Provided text —
● ● ● ●


    As a result, you will have 64 different solutions to the problem, which can be combined and grouped in any way that seems logical to you.


    This method is more suitable for optimizing processes than for giving birth to a brand new idea. With SCAMPER, you need to answer questions from seven categories:


    S: Substitute—Is it possible to replace the components of the product to solve the problem? 

    C: Combine—Can it be combined with other solutions, functions or products? 

    A: Adapt—Can new elements and functions be added? 

    M: Modify—Can the product be modified? 

    P: Put to other uses—Can a product or idea be applied in another industry? 

    E: Eliminate—Can the product be simplified to reduce its disadvantages? 

    R: Reverse—Is the opposite solution, idea or product possible?

    Imagine that you were the first car-sharing service in your city, but have failed to develop your software for a long time and have become seriously behind the competition. SCAMPER will tell you in which directions you can move to fix this. 

    Spoiler alert: you can come to both a rebranding and a complete retraining—for example, a courier service.




    Euler’s circles are relationship diagrams. They help to find the relationship between objects that appear to be poles apart. Euler’s circles are useful when you have a lot of concepts that you struggle to mentally connect. Unlike Venn diagrams, Euler’s circles show relevant relationships—as opposed to possible relationships between different sets. 

    There are six types of relationships:

    1. Equivalence. Mcdonald’s serves affordable fast food. MAC is a luxury cosmetics brand. You need to clearly associate your product with the niche it occupies. Think about what analogies you can draw and how to connect the psychology of your brand to the physical imagery your customers see. 

    2. Subordination (Coordination). Ethical hair brand Kevin.Murphy not only does not test products on animals, but also minimizes waste. For example, it produces a series of products in recycled ocean plastic. Although animal testing and ocean waste are two seperate issues, they both fall under the umbrella of sustainability. This is what sets the brand apart from other cruelty-free cosmetics. 

    3. Submission. Frame your concept in a way that is far from obvious. For example, tell us about your sunscreen, and how it should be used somewhere in the Far North. Many people still do not know that sun protection is a story not only about summer and heat. Surprise your audience, frame your product in a unique way.

● ● ● ●

Information shown —
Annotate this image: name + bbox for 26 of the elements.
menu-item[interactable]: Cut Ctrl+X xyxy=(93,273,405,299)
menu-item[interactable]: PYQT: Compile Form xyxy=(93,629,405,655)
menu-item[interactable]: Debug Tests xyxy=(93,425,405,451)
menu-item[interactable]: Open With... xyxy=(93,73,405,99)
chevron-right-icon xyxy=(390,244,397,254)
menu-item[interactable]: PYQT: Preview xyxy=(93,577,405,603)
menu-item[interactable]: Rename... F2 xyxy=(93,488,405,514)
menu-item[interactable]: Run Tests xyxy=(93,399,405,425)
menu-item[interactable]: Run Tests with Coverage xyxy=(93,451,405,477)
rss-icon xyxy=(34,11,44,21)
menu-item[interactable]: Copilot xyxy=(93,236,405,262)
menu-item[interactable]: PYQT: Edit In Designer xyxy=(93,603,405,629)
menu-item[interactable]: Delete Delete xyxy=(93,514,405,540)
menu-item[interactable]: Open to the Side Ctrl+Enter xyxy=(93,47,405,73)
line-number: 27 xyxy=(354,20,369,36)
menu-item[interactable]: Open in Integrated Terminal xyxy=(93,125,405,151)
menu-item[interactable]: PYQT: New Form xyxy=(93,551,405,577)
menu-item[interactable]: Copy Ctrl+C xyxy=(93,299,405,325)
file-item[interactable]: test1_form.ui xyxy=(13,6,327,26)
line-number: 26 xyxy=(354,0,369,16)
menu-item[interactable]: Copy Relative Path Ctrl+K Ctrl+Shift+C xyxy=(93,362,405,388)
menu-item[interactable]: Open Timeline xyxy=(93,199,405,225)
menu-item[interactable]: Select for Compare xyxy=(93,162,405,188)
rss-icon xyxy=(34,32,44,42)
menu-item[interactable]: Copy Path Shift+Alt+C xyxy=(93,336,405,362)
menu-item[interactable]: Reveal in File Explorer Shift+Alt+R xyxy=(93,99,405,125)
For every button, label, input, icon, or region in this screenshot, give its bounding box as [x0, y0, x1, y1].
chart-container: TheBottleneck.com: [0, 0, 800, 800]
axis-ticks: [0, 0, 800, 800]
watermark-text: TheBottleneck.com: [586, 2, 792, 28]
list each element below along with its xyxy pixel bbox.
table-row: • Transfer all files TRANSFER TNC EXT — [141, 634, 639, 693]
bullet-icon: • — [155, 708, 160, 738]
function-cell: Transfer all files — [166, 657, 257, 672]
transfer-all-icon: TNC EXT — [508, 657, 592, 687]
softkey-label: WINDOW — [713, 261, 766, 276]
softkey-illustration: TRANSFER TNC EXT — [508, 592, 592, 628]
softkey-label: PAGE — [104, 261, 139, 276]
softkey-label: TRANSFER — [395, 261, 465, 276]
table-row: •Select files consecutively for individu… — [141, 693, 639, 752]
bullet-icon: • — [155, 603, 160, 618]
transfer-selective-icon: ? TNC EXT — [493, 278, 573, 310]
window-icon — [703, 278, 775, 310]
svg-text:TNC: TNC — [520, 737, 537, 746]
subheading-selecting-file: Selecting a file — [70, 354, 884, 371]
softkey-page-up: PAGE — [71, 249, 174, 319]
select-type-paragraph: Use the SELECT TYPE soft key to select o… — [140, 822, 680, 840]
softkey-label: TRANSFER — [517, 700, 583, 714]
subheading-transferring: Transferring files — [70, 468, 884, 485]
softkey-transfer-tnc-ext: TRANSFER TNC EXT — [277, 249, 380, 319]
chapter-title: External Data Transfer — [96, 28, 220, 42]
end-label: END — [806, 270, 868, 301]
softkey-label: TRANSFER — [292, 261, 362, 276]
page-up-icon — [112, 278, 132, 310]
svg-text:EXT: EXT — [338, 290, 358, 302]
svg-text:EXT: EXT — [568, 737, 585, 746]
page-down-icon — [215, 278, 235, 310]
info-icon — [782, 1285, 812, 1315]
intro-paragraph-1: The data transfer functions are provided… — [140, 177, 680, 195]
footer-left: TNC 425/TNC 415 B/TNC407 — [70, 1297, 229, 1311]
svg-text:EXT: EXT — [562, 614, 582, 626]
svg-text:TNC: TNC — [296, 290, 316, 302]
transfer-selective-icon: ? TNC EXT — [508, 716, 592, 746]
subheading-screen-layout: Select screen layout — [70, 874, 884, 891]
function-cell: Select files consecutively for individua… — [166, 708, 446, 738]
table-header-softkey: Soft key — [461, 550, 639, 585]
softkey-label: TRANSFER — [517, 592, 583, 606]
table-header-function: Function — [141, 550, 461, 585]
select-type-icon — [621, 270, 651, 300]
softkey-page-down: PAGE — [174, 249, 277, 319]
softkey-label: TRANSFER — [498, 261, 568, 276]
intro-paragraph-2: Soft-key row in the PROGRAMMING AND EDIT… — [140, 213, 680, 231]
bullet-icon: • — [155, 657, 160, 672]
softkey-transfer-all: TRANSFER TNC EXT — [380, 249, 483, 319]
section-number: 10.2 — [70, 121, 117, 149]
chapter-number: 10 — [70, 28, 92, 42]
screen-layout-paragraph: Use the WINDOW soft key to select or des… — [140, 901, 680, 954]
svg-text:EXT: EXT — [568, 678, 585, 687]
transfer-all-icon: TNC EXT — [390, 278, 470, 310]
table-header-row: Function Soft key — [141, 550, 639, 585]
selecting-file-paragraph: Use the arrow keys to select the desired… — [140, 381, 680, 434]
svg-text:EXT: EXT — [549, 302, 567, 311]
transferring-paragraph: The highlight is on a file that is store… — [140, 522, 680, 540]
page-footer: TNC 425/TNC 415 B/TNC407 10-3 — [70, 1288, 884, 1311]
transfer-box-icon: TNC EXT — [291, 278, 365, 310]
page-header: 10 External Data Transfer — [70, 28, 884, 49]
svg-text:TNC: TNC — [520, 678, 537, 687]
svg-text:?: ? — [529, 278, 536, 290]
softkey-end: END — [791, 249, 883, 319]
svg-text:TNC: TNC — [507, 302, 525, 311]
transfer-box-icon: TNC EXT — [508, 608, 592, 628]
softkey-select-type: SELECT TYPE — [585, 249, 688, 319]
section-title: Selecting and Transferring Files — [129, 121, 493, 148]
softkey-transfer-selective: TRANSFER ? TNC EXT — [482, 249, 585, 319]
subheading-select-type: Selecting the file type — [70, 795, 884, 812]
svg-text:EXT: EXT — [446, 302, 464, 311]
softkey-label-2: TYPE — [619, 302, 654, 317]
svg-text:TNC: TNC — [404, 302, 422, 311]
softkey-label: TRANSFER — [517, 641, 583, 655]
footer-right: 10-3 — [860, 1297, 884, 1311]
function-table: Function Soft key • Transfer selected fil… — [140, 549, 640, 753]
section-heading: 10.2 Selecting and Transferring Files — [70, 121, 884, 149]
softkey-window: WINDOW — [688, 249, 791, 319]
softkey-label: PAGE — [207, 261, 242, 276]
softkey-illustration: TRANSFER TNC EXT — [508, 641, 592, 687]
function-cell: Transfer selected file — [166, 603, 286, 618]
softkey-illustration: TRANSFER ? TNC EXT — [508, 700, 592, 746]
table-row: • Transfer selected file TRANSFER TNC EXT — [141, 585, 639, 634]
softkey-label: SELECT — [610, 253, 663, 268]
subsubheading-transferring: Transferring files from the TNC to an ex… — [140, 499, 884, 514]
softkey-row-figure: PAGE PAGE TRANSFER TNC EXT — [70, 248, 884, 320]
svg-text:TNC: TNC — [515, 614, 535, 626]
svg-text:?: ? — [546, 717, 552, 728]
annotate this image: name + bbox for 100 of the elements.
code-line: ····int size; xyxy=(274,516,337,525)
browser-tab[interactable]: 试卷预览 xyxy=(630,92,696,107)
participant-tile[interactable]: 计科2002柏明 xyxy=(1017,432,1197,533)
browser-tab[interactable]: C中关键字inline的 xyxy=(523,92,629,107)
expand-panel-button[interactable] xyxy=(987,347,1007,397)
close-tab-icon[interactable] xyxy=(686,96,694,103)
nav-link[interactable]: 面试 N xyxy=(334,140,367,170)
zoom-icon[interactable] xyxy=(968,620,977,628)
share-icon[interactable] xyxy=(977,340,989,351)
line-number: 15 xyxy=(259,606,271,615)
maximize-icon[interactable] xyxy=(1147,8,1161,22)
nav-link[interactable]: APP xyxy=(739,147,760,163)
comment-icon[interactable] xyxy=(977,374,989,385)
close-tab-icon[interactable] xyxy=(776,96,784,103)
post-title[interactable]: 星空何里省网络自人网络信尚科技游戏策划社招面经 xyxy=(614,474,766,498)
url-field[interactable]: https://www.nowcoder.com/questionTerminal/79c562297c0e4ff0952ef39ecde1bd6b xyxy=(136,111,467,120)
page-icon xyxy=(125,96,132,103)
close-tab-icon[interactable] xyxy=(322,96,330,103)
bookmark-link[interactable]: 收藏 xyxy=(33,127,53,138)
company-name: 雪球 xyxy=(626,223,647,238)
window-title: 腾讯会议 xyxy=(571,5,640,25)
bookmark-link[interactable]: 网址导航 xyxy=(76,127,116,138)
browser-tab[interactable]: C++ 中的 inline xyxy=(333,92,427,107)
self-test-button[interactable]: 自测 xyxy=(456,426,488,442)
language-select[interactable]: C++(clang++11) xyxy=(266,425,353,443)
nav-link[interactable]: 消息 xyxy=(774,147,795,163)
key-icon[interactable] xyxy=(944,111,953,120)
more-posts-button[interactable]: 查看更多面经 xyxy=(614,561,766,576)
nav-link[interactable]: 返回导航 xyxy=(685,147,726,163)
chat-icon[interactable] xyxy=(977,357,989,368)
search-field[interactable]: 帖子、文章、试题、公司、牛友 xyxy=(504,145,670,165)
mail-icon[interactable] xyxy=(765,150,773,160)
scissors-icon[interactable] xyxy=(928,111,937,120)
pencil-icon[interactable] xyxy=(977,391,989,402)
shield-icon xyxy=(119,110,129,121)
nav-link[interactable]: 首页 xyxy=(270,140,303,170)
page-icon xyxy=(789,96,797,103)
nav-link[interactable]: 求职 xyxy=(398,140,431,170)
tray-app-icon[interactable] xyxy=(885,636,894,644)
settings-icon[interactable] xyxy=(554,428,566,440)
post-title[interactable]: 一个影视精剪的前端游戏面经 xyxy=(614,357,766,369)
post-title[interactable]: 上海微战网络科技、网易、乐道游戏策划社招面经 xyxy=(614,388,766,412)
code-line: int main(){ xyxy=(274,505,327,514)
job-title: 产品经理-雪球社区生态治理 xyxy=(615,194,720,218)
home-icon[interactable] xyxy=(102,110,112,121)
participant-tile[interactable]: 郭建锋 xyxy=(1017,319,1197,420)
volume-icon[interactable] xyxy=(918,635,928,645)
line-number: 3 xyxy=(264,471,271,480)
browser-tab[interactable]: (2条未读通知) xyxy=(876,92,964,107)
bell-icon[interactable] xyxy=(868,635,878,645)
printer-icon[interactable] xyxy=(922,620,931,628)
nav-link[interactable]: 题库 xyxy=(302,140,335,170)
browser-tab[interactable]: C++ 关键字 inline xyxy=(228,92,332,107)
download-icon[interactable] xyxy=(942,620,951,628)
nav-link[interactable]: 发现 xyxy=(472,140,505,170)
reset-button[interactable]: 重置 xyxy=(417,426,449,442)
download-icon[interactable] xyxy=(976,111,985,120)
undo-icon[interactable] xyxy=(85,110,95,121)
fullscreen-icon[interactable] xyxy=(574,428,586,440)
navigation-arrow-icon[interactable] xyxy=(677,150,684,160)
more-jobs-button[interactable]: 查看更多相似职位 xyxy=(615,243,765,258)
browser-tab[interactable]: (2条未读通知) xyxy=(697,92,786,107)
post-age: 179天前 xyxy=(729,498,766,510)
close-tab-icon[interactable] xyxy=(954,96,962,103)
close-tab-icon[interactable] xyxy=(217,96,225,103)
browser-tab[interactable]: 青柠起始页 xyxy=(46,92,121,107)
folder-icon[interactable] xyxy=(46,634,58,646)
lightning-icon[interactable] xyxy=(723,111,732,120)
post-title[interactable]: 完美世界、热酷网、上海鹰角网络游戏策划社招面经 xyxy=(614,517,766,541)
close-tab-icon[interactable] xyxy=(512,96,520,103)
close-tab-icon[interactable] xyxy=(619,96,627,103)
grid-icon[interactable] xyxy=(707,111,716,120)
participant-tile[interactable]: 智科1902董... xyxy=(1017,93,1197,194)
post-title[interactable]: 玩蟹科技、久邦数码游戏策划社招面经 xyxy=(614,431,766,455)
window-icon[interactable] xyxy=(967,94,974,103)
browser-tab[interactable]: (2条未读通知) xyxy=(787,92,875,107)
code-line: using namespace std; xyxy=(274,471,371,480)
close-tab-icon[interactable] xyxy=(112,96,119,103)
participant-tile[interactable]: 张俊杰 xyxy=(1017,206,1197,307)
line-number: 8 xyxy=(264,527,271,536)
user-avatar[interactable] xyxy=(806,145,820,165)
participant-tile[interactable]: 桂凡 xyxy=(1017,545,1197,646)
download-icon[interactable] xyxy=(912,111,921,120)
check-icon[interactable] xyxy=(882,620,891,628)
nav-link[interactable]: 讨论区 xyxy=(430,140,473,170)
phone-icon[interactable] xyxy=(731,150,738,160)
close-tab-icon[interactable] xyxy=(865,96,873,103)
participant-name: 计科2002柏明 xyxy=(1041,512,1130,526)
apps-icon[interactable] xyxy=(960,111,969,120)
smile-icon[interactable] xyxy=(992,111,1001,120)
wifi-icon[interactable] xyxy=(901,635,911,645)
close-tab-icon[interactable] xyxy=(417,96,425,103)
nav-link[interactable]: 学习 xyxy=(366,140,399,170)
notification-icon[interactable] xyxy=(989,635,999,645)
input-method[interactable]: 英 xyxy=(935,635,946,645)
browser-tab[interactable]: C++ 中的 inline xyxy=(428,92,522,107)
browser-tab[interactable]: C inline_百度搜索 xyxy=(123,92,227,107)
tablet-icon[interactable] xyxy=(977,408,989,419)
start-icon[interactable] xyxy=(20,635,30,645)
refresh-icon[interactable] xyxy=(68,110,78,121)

● ● ● ●

Tasks and exercises —
1. Can you write out everything in the text on SCAMPER and Euler's circles from "M: Modify—Can the" down to "or product possible?"?
2. Would you extend the text on SCAMPER and Euler's circles, picking up after its final sentence?
The listing was taken from a different source than the text.

Results for each task —
1.
M: Modify—Can the product be modified? 

    P: Put to other uses—Can a product or idea be applied in another industry? 

    E: Eliminate—Can the product be simplified to reduce its disadvantages? 

    R: Reverse—Is the opposite solution, idea or product possible?

2.
    4. Intersection. What do your target audience and your product have in common? You care about the health of children, just like their parents—that is why you produce a series of stuffed toys that can be wiped with a damp cloth so that no dust particles accumulate on them. Relate your product to the humans that buy it. 

    5. Contradiction. The struggle of two conflicting opinions—all this storytelling power is at your fingertips. Think about the Twix’s ‘left & right twix’ Ad campaign. Or Marmite, you either love it or you hate it. 

    6. Opposites. These two don’t come into conflict and instead coexist peacefully together. Those with naturally straight hair want to curl it, and those with curly hair—straighten it. Your salon doesn’t care who they are—because they’ll do incredible styling for both. Use this to shed some light on your positioning strategy.


    You can apply Euler’s circles to: 

    • Check if the strategy is relevant to the project. 
    • Analyse competitors’ content. 
    • Develop TOV, corporate colours, branding and identity. 
    • Make sure that there are no points of friction or inconsistencies in the brief.


    In this technique, you place ideas on an axis. It has four directions:

    Wow is the coolest option. The goal of the session is to arrive at a stage of development where the majority of your ideas are in this box.

    Edible coffee cups, chocolate bombs and sweet milk straws have all had a wow effect in coffee shops recently, and they are easy to implement. Think about what you have to offer? An innovative recipe for a cookie that doesn’t break in tea? 

    So, which of these techniques are the most suited to you and your team? Remember, there’s no universal brainstorming technique as there is no universal brain—so try out some methods that are as vibrant and entertaining as the people you work with.